• _WHAT TO WORK ON_
Your task is to transcribe all of the records exactly and leave out the pictures.

• _DATA SECTION_
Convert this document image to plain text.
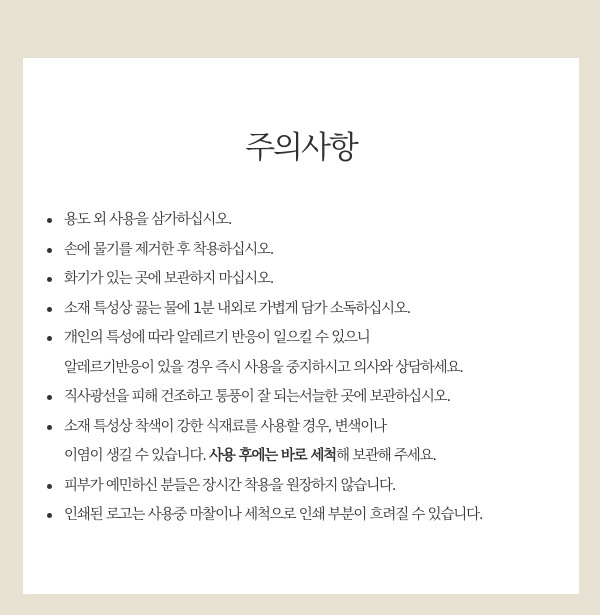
주의사항
용도 외 사용을 삼가하십시오.
손에 물기를 제거한 후 착용하십시오.
화기가 있는 곳에 보관하지 마십시오.
소재 특성상 끓는 물에 1분 내외로 가볍게 담가 소독하십시오.
개인의 특성에 따라 알레르기 반응이 일으킬 수 있으니
알레르기반응이 있을 경우 즉시 사용을 중지하시고 의사와 상담하세요.
직사광선을 피해 건조하고 통풍이 잘 되는서늘한 곳에 보관하십시오.
소재 특성상 착색이 강한 식재료를 사용할 경우, 변색이나
이염이 생길 수 있습니다. 사용 후에는 바로 세척해 보관해 주세요.
피부가 예민하신 분들은 장시간 착용을 원장하지 않습니다.
인쇄된 로고는 사용중 마찰이나 세척으로 인쇄 부분이 흐려질 수 있습니다.
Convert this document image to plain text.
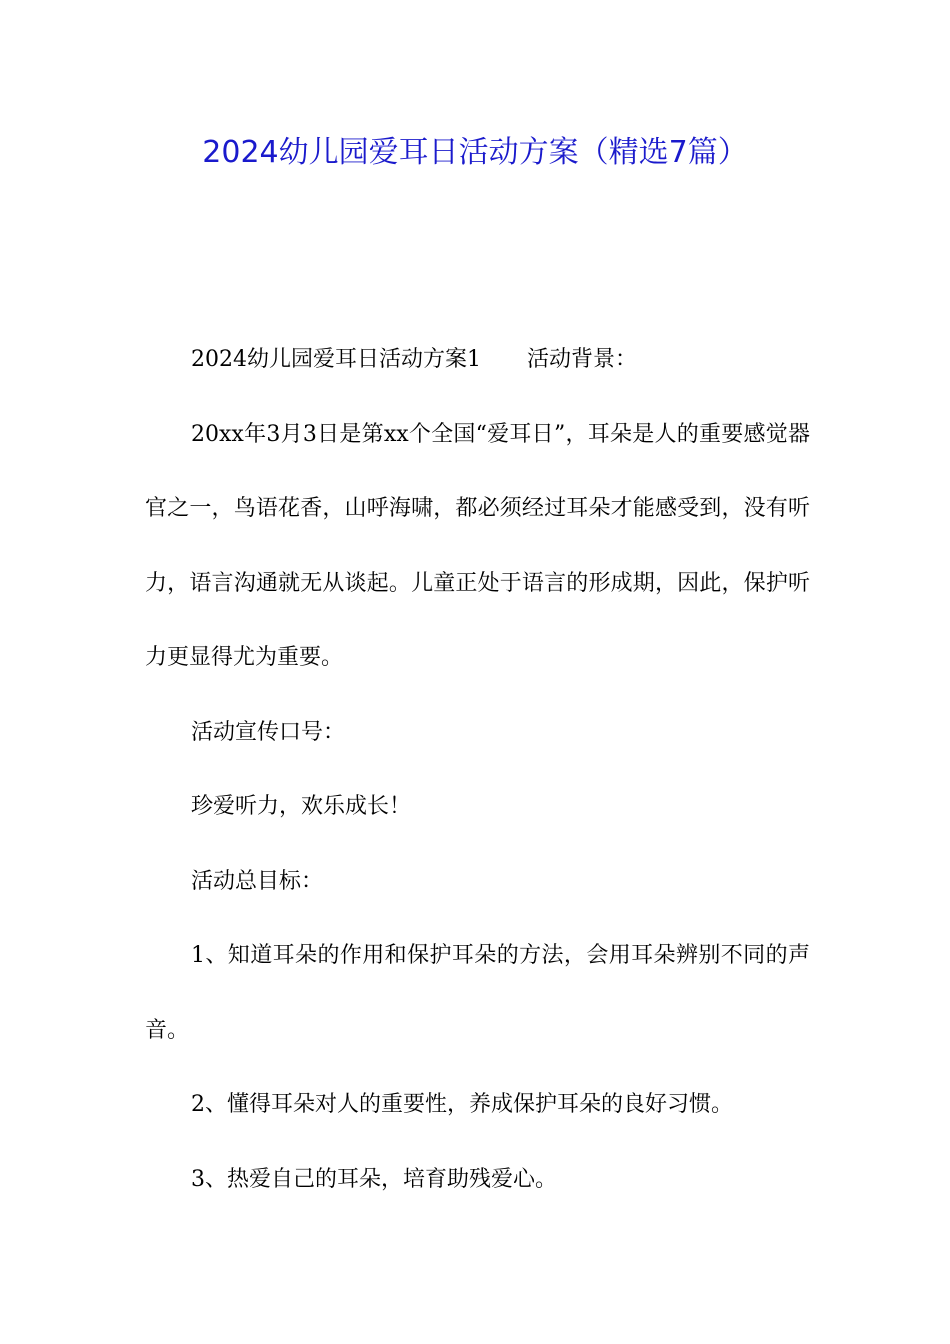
2024幼儿园爱耳日活动方案（精选7篇）

2024幼儿园爱耳日活动方案1 活动背景：

20xx年3月3日是第xx个全国“爱耳日”，耳朵是人的重要感觉器官之一，鸟语花香，山呼海啸，都必须经过耳朵才能感受到，没有听力，语言沟通就无从谈起。儿童正处于语言的形成期，因此，保护听力更显得尤为重要。

活动宣传口号：

珍爱听力，欢乐成长！

活动总目标：

1、知道耳朵的作用和保护耳朵的方法，会用耳朵辨别不同的声音。

2、懂得耳朵对人的重要性，养成保护耳朵的良好习惯。

3、热爱自己的耳朵，培育助残爱心。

• _RESPONSE TO THIS TASK_
Convert this document image to plain text.
주의사항
용도 외 사용을 삼가하십시오.
손에 물기를 제거한 후 착용하십시오.
화기가 있는 곳에 보관하지 마십시오.
소재 특성상 끓는 물에 1분 내외로 가볍게 담가 소독하십시오.
개인의 특성에 따라 알레르기 반응이 일으킬 수 있으니
알레르기반응이 있을 경우 즉시 사용을 중지하시고 의사와 상담하세요.
직사광선을 피해 건조하고 통풍이 잘 되는서늘한 곳에 보관하십시오.
소재 특성상 착색이 강한 식재료를 사용할 경우, 변색이나
이염이 생길 수 있습니다. 사용 후에는 바로 세척해 보관해 주세요.
피부가 예민하신 분들은 장시간 착용을 원장하지 않습니다.
인쇄된 로고는 사용중 마찰이나 세척으로 인쇄 부분이 흐려질 수 있습니다.
Convert this document image to plain text.
2024幼儿园爱耳日活动方案（精选7篇）

2024幼儿园爱耳日活动方案1 活动背景：

20xx年3月3日是第xx个全国“爱耳日”，耳朵是人的重要感觉器官之一，鸟语花香，山呼海啸，都必须经过耳朵才能感受到，没有听力，语言沟通就无从谈起。儿童正处于语言的形成期，因此，保护听力更显得尤为重要。

活动宣传口号：

珍爱听力，欢乐成长！

活动总目标：

1、知道耳朵的作用和保护耳朵的方法，会用耳朵辨别不同的声音。

2、懂得耳朵对人的重要性，养成保护耳朵的良好习惯。

3、热爱自己的耳朵，培育助残爱心。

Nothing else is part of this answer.